WRITTEN EXERCISE
Go through the listing below and gather every line with the word "color".

[Figure contents as structured data]
☆ ☆ ☆ ☆ ☆

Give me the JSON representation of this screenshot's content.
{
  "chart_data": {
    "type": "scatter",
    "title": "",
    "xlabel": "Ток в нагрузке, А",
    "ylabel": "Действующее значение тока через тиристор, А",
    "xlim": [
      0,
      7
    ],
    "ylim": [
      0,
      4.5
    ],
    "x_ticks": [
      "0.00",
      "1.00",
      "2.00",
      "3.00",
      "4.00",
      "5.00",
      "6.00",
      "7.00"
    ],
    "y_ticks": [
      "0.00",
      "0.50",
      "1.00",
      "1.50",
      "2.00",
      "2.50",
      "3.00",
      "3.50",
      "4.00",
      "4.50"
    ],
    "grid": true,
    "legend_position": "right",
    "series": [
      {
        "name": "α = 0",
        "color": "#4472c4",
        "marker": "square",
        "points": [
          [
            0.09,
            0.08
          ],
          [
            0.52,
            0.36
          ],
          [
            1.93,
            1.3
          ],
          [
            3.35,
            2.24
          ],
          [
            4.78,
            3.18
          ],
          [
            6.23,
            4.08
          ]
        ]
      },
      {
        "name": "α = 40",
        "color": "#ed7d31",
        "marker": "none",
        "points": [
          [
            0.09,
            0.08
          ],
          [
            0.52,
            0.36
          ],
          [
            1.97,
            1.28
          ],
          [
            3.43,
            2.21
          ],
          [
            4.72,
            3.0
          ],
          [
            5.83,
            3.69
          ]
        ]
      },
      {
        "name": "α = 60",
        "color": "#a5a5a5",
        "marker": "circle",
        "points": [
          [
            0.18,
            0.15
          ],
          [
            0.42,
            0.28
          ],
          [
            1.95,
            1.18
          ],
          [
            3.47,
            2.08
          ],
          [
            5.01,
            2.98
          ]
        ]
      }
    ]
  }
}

☆ ☆ ☆ ☆ ☆

EXERCISE OUTPUT
        "color": "#4472c4",
        "color": "#ed7d31",
        "color": "#a5a5a5",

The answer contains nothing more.